*Task goal:*
Write out each line from the data below that includes the word "thực".

—————

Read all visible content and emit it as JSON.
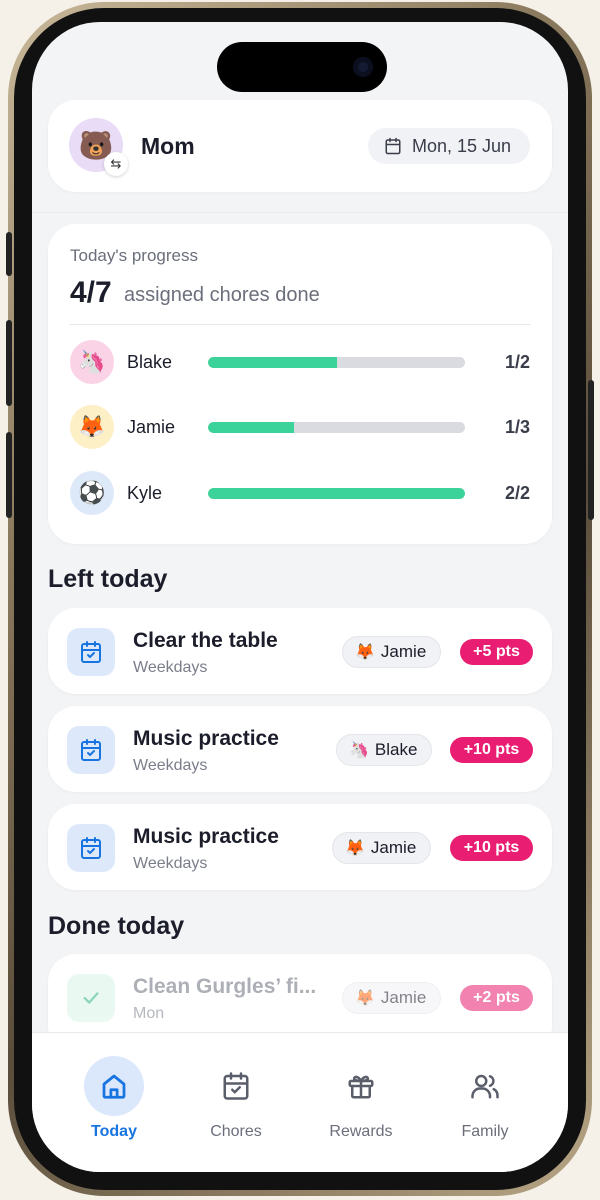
{
  "header": {
    "avatar_emoji": "🐻",
    "switch_glyph": "⇆",
    "name": "Mom",
    "date": "Mon, 15 Jun"
  },
  "progress": {
    "title": "Today's progress",
    "count": "4/7",
    "subtitle": "assigned chores done",
    "kids": [
      {
        "name": "Blake",
        "emoji": "🦄",
        "ratio": "1/2",
        "done": 1,
        "total": 2,
        "avatar_bg": "#fbd3e6"
      },
      {
        "name": "Jamie",
        "emoji": "🦊",
        "ratio": "1/3",
        "done": 1,
        "total": 3,
        "avatar_bg": "#fdf0c6"
      },
      {
        "name": "Kyle",
        "emoji": "⚽",
        "ratio": "2/2",
        "done": 2,
        "total": 2,
        "avatar_bg": "#dde8f8"
      }
    ]
  },
  "left_today": {
    "title": "Left today",
    "items": [
      {
        "name": "Clear the table",
        "freq": "Weekdays",
        "who": "Jamie",
        "who_emoji": "🦊",
        "points": "+5 pts"
      },
      {
        "name": "Music practice",
        "freq": "Weekdays",
        "who": "Blake",
        "who_emoji": "🦄",
        "points": "+10 pts"
      },
      {
        "name": "Music practice",
        "freq": "Weekdays",
        "who": "Jamie",
        "who_emoji": "🦊",
        "points": "+10 pts"
      }
    ]
  },
  "done_today": {
    "title": "Done today",
    "items": [
      {
        "name": "Clean Gurgles’ fi...",
        "freq": "Mon",
        "who": "Jamie",
        "who_emoji": "🦊",
        "points": "+2 pts"
      }
    ]
  },
  "nav": {
    "items": [
      {
        "label": "Today",
        "icon": "home-icon",
        "active": true
      },
      {
        "label": "Chores",
        "icon": "calendar-check-icon",
        "active": false
      },
      {
        "label": "Rewards",
        "icon": "gift-icon",
        "active": false
      },
      {
        "label": "Family",
        "icon": "users-icon",
        "active": false
      }
    ]
  },
  "colors": {
    "accent": "#1874e0",
    "progress": "#3cd39a",
    "points": "#e91e73"
  }
}
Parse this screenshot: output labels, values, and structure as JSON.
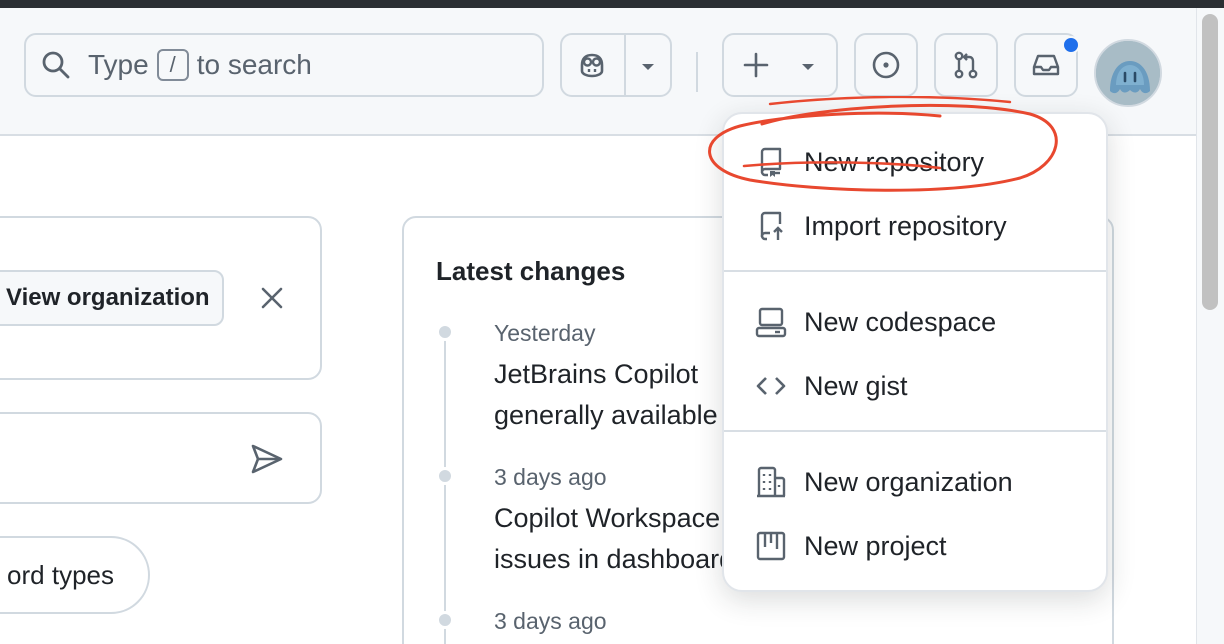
{
  "search": {
    "prefix": "Type",
    "key": "/",
    "suffix": "to search"
  },
  "menu": {
    "items": [
      {
        "label": "New repository",
        "icon": "repo-icon"
      },
      {
        "label": "Import repository",
        "icon": "repo-push-icon"
      },
      {
        "label": "New codespace",
        "icon": "codespaces-icon"
      },
      {
        "label": "New gist",
        "icon": "code-icon"
      },
      {
        "label": "New organization",
        "icon": "organization-icon"
      },
      {
        "label": "New project",
        "icon": "project-icon"
      }
    ]
  },
  "org_card": {
    "view_button": "View organization"
  },
  "pill": {
    "label": "ord types"
  },
  "latest": {
    "title": "Latest changes",
    "items": [
      {
        "date": "Yesterday",
        "line1": "JetBrains Copilot",
        "line2": "generally available"
      },
      {
        "date": "3 days ago",
        "line1": "Copilot Workspace",
        "line2": "issues in dashboard"
      },
      {
        "date": "3 days ago"
      }
    ]
  },
  "colors": {
    "accent": "#1f6feb",
    "annotation": "#e8482f",
    "border": "#d1d9e0"
  }
}
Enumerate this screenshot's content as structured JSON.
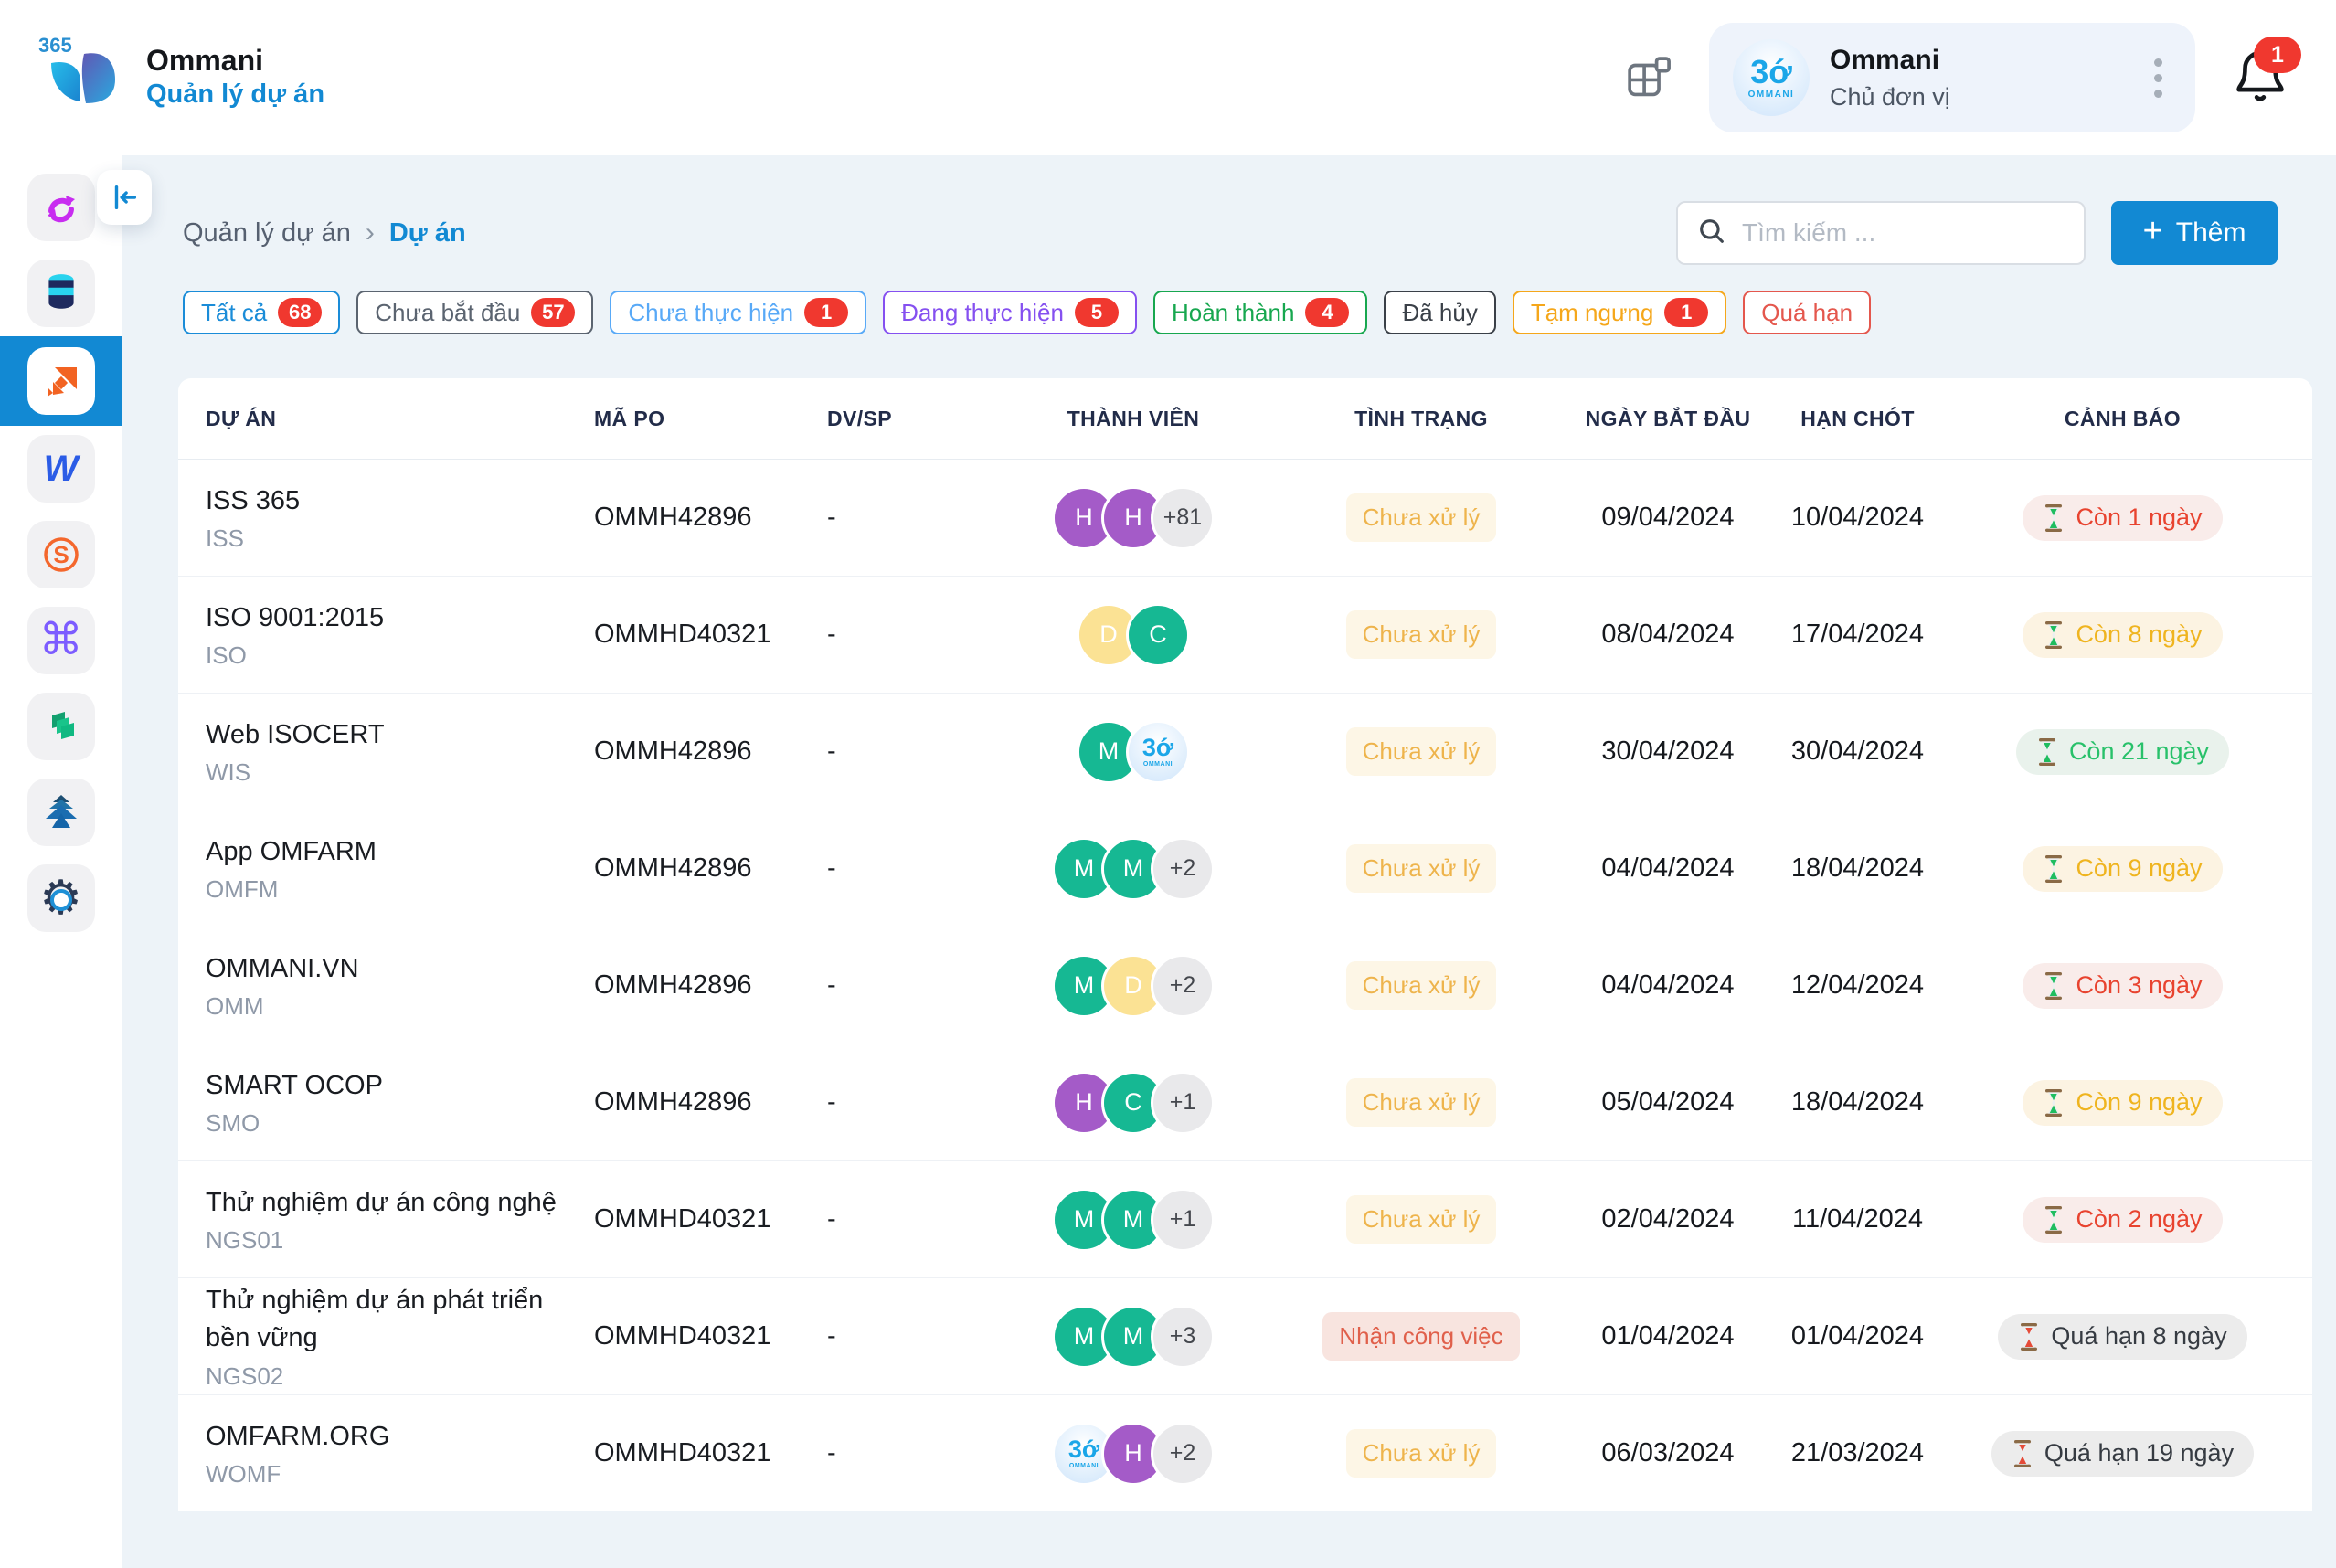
{
  "header": {
    "logo_badge": "365",
    "app_title": "Ommani",
    "app_subtitle": "Quản lý dự án",
    "user": {
      "name": "Ommani",
      "role": "Chủ đơn vị",
      "avatar_text": "3ớ",
      "avatar_subtext": "OMMANI"
    },
    "notification_count": "1"
  },
  "sidebar": {
    "items": [
      {
        "id": "sync-app",
        "active": false
      },
      {
        "id": "database-app",
        "active": false
      },
      {
        "id": "projects-app",
        "active": true
      },
      {
        "id": "w-app",
        "active": false
      },
      {
        "id": "s-app",
        "active": false
      },
      {
        "id": "clover-app",
        "active": false
      },
      {
        "id": "layers-app",
        "active": false
      },
      {
        "id": "tree-app",
        "active": false
      },
      {
        "id": "settings-app",
        "active": false
      }
    ]
  },
  "breadcrumb": {
    "parent": "Quản lý dự án",
    "current": "Dự án"
  },
  "toolbar": {
    "search_placeholder": "Tìm kiếm ...",
    "add_label": "Thêm",
    "add_plus": "+"
  },
  "filters": [
    {
      "label": "Tất cả",
      "count": "68",
      "color": "#1a8cd8"
    },
    {
      "label": "Chưa bắt đầu",
      "count": "57",
      "color": "#5b6470"
    },
    {
      "label": "Chưa thực hiện",
      "count": "1",
      "color": "#58a9f7"
    },
    {
      "label": "Đang thực hiện",
      "count": "5",
      "color": "#8550f0"
    },
    {
      "label": "Hoàn thành",
      "count": "4",
      "color": "#17a74f"
    },
    {
      "label": "Đã hủy",
      "count": null,
      "color": "#3a4048"
    },
    {
      "label": "Tạm ngưng",
      "count": "1",
      "color": "#f5a71b"
    },
    {
      "label": "Quá hạn",
      "count": null,
      "color": "#e4574d"
    }
  ],
  "table": {
    "columns": [
      "DỰ ÁN",
      "MÃ PO",
      "DV/SP",
      "THÀNH VIÊN",
      "TÌNH TRẠNG",
      "NGÀY BẮT ĐẦU",
      "HẠN CHÓT",
      "CẢNH BÁO"
    ],
    "rows": [
      {
        "name": "ISS 365",
        "code": "ISS",
        "po": "OMMH42896",
        "dvsp": "-",
        "members": [
          {
            "t": "H",
            "c": "purple"
          },
          {
            "t": "H",
            "c": "purple"
          },
          {
            "t": "+81",
            "c": "more"
          }
        ],
        "status": {
          "label": "Chưa xử lý",
          "type": "pending"
        },
        "start": "09/04/2024",
        "deadline": "10/04/2024",
        "warning": {
          "label": "Còn 1 ngày",
          "type": "danger"
        }
      },
      {
        "name": "ISO 9001:2015",
        "code": "ISO",
        "po": "OMMHD40321",
        "dvsp": "-",
        "members": [
          {
            "t": "D",
            "c": "yellow"
          },
          {
            "t": "C",
            "c": "green"
          }
        ],
        "status": {
          "label": "Chưa xử lý",
          "type": "pending"
        },
        "start": "08/04/2024",
        "deadline": "17/04/2024",
        "warning": {
          "label": "Còn 8 ngày",
          "type": "warn"
        }
      },
      {
        "name": "Web ISOCERT",
        "code": "WIS",
        "po": "OMMH42896",
        "dvsp": "-",
        "members": [
          {
            "t": "M",
            "c": "green"
          },
          {
            "t": "",
            "c": "logo"
          }
        ],
        "status": {
          "label": "Chưa xử lý",
          "type": "pending"
        },
        "start": "30/04/2024",
        "deadline": "30/04/2024",
        "warning": {
          "label": "Còn 21 ngày",
          "type": "ok"
        }
      },
      {
        "name": "App OMFARM",
        "code": "OMFM",
        "po": "OMMH42896",
        "dvsp": "-",
        "members": [
          {
            "t": "M",
            "c": "green"
          },
          {
            "t": "M",
            "c": "green"
          },
          {
            "t": "+2",
            "c": "more"
          }
        ],
        "status": {
          "label": "Chưa xử lý",
          "type": "pending"
        },
        "start": "04/04/2024",
        "deadline": "18/04/2024",
        "warning": {
          "label": "Còn 9 ngày",
          "type": "warn"
        }
      },
      {
        "name": "OMMANI.VN",
        "code": "OMM",
        "po": "OMMH42896",
        "dvsp": "-",
        "members": [
          {
            "t": "M",
            "c": "green"
          },
          {
            "t": "D",
            "c": "yellow"
          },
          {
            "t": "+2",
            "c": "more"
          }
        ],
        "status": {
          "label": "Chưa xử lý",
          "type": "pending"
        },
        "start": "04/04/2024",
        "deadline": "12/04/2024",
        "warning": {
          "label": "Còn 3 ngày",
          "type": "danger"
        }
      },
      {
        "name": "SMART OCOP",
        "code": "SMO",
        "po": "OMMH42896",
        "dvsp": "-",
        "members": [
          {
            "t": "H",
            "c": "purple"
          },
          {
            "t": "C",
            "c": "green"
          },
          {
            "t": "+1",
            "c": "more"
          }
        ],
        "status": {
          "label": "Chưa xử lý",
          "type": "pending"
        },
        "start": "05/04/2024",
        "deadline": "18/04/2024",
        "warning": {
          "label": "Còn 9 ngày",
          "type": "warn"
        }
      },
      {
        "name": "Thử nghiệm dự án công nghệ",
        "code": "NGS01",
        "po": "OMMHD40321",
        "dvsp": "-",
        "members": [
          {
            "t": "M",
            "c": "green"
          },
          {
            "t": "M",
            "c": "green"
          },
          {
            "t": "+1",
            "c": "more"
          }
        ],
        "status": {
          "label": "Chưa xử lý",
          "type": "pending"
        },
        "start": "02/04/2024",
        "deadline": "11/04/2024",
        "warning": {
          "label": "Còn 2 ngày",
          "type": "danger"
        }
      },
      {
        "name": "Thử nghiệm dự án phát triển bền vững",
        "code": "NGS02",
        "po": "OMMHD40321",
        "dvsp": "-",
        "members": [
          {
            "t": "M",
            "c": "green"
          },
          {
            "t": "M",
            "c": "green"
          },
          {
            "t": "+3",
            "c": "more"
          }
        ],
        "status": {
          "label": "Nhận công việc",
          "type": "accept"
        },
        "start": "01/04/2024",
        "deadline": "01/04/2024",
        "warning": {
          "label": "Quá hạn 8 ngày",
          "type": "overdue"
        }
      },
      {
        "name": "OMFARM.ORG",
        "code": "WOMF",
        "po": "OMMHD40321",
        "dvsp": "-",
        "members": [
          {
            "t": "",
            "c": "logo"
          },
          {
            "t": "H",
            "c": "purple"
          },
          {
            "t": "+2",
            "c": "more"
          }
        ],
        "status": {
          "label": "Chưa xử lý",
          "type": "pending"
        },
        "start": "06/03/2024",
        "deadline": "21/03/2024",
        "warning": {
          "label": "Quá hạn 19 ngày",
          "type": "overdue"
        }
      }
    ]
  },
  "styles": {
    "primary": "#1289d3",
    "avatar": {
      "purple": "#a45bc8",
      "green": "#16b893",
      "yellow": "#fbe294",
      "more": "#e9e9eb"
    },
    "status": {
      "pending": {
        "fg": "#eeb44c",
        "bg": "#fdf6e6"
      },
      "accept": {
        "fg": "#e0604b",
        "bg": "#f8e4df"
      }
    },
    "warning": {
      "danger": {
        "fg": "#e8432f",
        "bg": "#f9ecea",
        "sand": "#1fbd5f"
      },
      "warn": {
        "fg": "#efb41f",
        "bg": "#fcf3e2",
        "sand": "#1fbd5f"
      },
      "ok": {
        "fg": "#28c16a",
        "bg": "#e9f2ec",
        "sand": "#1fbd5f"
      },
      "overdue": {
        "fg": "#363b42",
        "bg": "#ececec",
        "sand": "#e54b38"
      }
    }
  }
}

—————

*Full output:*
      "label": "Chưa thực hiện",
      "label": "Đang thực hiện",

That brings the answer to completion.